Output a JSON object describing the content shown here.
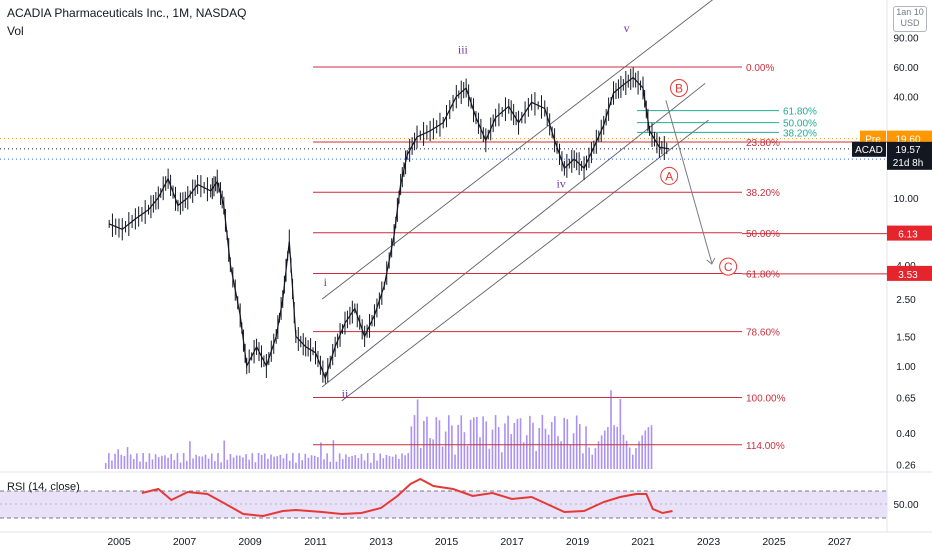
{
  "header": {
    "title": "ACADIA Pharmaceuticals Inc., 1M, NASDAQ",
    "sub": "Vol",
    "currency_top": "1an 10",
    "currency": "USD"
  },
  "rsi": {
    "title": "RSI (14, close)",
    "tick_label": "50.00"
  },
  "colors": {
    "fib": "#cc2f3c",
    "fib_teal": "#22ab94",
    "channel": "#5d606b",
    "volume": "#9c7ef2",
    "rsi_line": "#e53935",
    "rsi_band": "#e9e1f7",
    "pre_badge": "#ff9800",
    "price_badge": "#131722",
    "level_badge": "#e5242b",
    "wave_purple": "#6a3da7",
    "wave_red": "#e53935"
  },
  "chart_data": {
    "type": "candlestick",
    "yscale": "log",
    "y_ticks": [
      "90.00",
      "60.00",
      "40.00",
      "20.00",
      "10.00",
      "6.00",
      "4.00",
      "2.50",
      "1.50",
      "1.00",
      "0.65",
      "0.40",
      "0.26"
    ],
    "x_ticks": [
      "2005",
      "2007",
      "2009",
      "2011",
      "2013",
      "2015",
      "2017",
      "2019",
      "2021",
      "2023",
      "2025",
      "2027"
    ],
    "price_path": [
      [
        2004.7,
        7
      ],
      [
        2005.1,
        6.5
      ],
      [
        2005.5,
        7.5
      ],
      [
        2005.9,
        8.5
      ],
      [
        2006.2,
        10
      ],
      [
        2006.5,
        13
      ],
      [
        2006.8,
        9
      ],
      [
        2007.1,
        10
      ],
      [
        2007.4,
        12
      ],
      [
        2007.8,
        11
      ],
      [
        2008.0,
        12.5
      ],
      [
        2008.2,
        9
      ],
      [
        2008.4,
        4
      ],
      [
        2008.7,
        2
      ],
      [
        2008.9,
        1
      ],
      [
        2009.2,
        1.3
      ],
      [
        2009.5,
        1.0
      ],
      [
        2009.8,
        1.5
      ],
      [
        2010.0,
        2.5
      ],
      [
        2010.2,
        5.5
      ],
      [
        2010.4,
        1.5
      ],
      [
        2010.7,
        1.3
      ],
      [
        2011.0,
        1.2
      ],
      [
        2011.3,
        0.85
      ],
      [
        2011.6,
        1.3
      ],
      [
        2011.9,
        1.8
      ],
      [
        2012.2,
        2.2
      ],
      [
        2012.5,
        1.5
      ],
      [
        2012.8,
        2.0
      ],
      [
        2013.1,
        3.0
      ],
      [
        2013.4,
        6.0
      ],
      [
        2013.6,
        12
      ],
      [
        2013.8,
        18
      ],
      [
        2014.1,
        23
      ],
      [
        2014.5,
        25
      ],
      [
        2014.9,
        28
      ],
      [
        2015.3,
        40
      ],
      [
        2015.6,
        45
      ],
      [
        2015.9,
        30
      ],
      [
        2016.2,
        22
      ],
      [
        2016.5,
        30
      ],
      [
        2016.9,
        35
      ],
      [
        2017.2,
        28
      ],
      [
        2017.6,
        37
      ],
      [
        2018.0,
        34
      ],
      [
        2018.3,
        22
      ],
      [
        2018.6,
        15
      ],
      [
        2018.9,
        17
      ],
      [
        2019.2,
        15
      ],
      [
        2019.5,
        20
      ],
      [
        2019.8,
        27
      ],
      [
        2020.1,
        42
      ],
      [
        2020.4,
        47
      ],
      [
        2020.7,
        52
      ],
      [
        2021.0,
        45
      ],
      [
        2021.2,
        25
      ],
      [
        2021.5,
        20
      ],
      [
        2021.8,
        19.57
      ]
    ],
    "fib_levels": [
      {
        "label": "0.00%",
        "price": 60
      },
      {
        "label": "23.80%",
        "price": 21.5
      },
      {
        "label": "38.20%",
        "price": 10.8
      },
      {
        "label": "50.00%",
        "price": 6.2
      },
      {
        "label": "61.80%",
        "price": 3.55
      },
      {
        "label": "78.60%",
        "price": 1.6
      },
      {
        "label": "100.00%",
        "price": 0.65
      },
      {
        "label": "114.00%",
        "price": 0.34
      }
    ],
    "fib_small": [
      {
        "label": "61.80%",
        "price": 33
      },
      {
        "label": "50.00%",
        "price": 28
      },
      {
        "label": "38.20%",
        "price": 24.5
      }
    ],
    "waves": [
      {
        "label": "i",
        "x": 2011.3,
        "price": 3.0,
        "color": "wave_purple"
      },
      {
        "label": "ii",
        "x": 2011.9,
        "price": 0.65,
        "color": "wave_purple"
      },
      {
        "label": "iii",
        "x": 2015.5,
        "price": 72,
        "color": "wave_purple"
      },
      {
        "label": "iv",
        "x": 2018.5,
        "price": 11.5,
        "color": "wave_purple"
      },
      {
        "label": "v",
        "x": 2020.5,
        "price": 97,
        "color": "wave_purple"
      }
    ],
    "abc": [
      {
        "label": "A",
        "x": 2021.8,
        "price": 13.5
      },
      {
        "label": "B",
        "x": 2022.1,
        "price": 45
      },
      {
        "label": "C",
        "x": 2023.6,
        "price": 3.9
      }
    ],
    "price_labels": [
      {
        "text": "Pre",
        "value": "19.60",
        "kind": "pre",
        "price": 22.5
      },
      {
        "text": "ACAD",
        "value": "19.57",
        "sub": "21d 8h",
        "kind": "last",
        "price": 19.57
      },
      {
        "text": "",
        "value": "6.13",
        "kind": "level",
        "price": 6.13
      },
      {
        "text": "",
        "value": "3.53",
        "kind": "level",
        "price": 3.53
      }
    ]
  }
}
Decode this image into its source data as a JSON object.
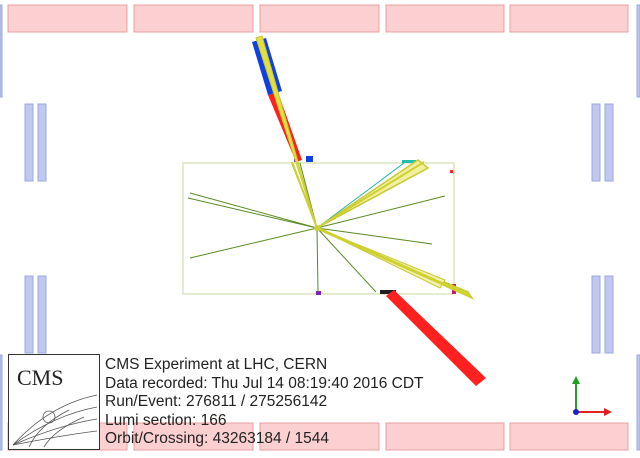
{
  "logo": {
    "text": "CMS"
  },
  "event_info": {
    "experiment": "CMS Experiment at LHC, CERN",
    "recorded": "Data recorded: Thu Jul 14 08:19:40 2016 CDT",
    "run_event": "Run/Event: 276811 / 275256142",
    "lumi": "Lumi section: 166",
    "orbit": "Orbit/Crossing: 43263184 / 1544"
  },
  "colors": {
    "calo_block_fill": "#fcd0d0",
    "calo_block_stroke": "#e8a0a0",
    "muon_chamber_fill": "#c0c8f0",
    "muon_chamber_stroke": "#9aa8e0",
    "tracker_outline": "#c8d8a0",
    "track": "#5a8a20",
    "jet": "#e0e040",
    "ecal_deposit": "#ff2020",
    "hcal_deposit": "#1040e0",
    "axis_y": "#20a020",
    "axis_x": "#e02020",
    "axis_origin": "#2020c0"
  },
  "icons": {
    "axes": "xyz-axes-icon"
  }
}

********************

■ To do
Extract, character for character, every line from the one that holds "Decode this image" through the end of the entries above. Include both boundary lines and no pictures.

■ Exercise output
Decode this image into its source data as a JSON object.
{
  "logo": {
    "text": "CMS"
  },
  "event_info": {
    "experiment": "CMS Experiment at LHC, CERN",
    "recorded": "Data recorded: Thu Jul 14 08:19:40 2016 CDT",
    "run_event": "Run/Event: 276811 / 275256142",
    "lumi": "Lumi section: 166",
    "orbit": "Orbit/Crossing: 43263184 / 1544"
  },
  "colors": {
    "calo_block_fill": "#fcd0d0",
    "calo_block_stroke": "#e8a0a0",
    "muon_chamber_fill": "#c0c8f0",
    "muon_chamber_stroke": "#9aa8e0",
    "tracker_outline": "#c8d8a0",
    "track": "#5a8a20",
    "jet": "#e0e040",
    "ecal_deposit": "#ff2020",
    "hcal_deposit": "#1040e0",
    "axis_y": "#20a020",
    "axis_x": "#e02020",
    "axis_origin": "#2020c0"
  },
  "icons": {
    "axes": "xyz-axes-icon"
  }
}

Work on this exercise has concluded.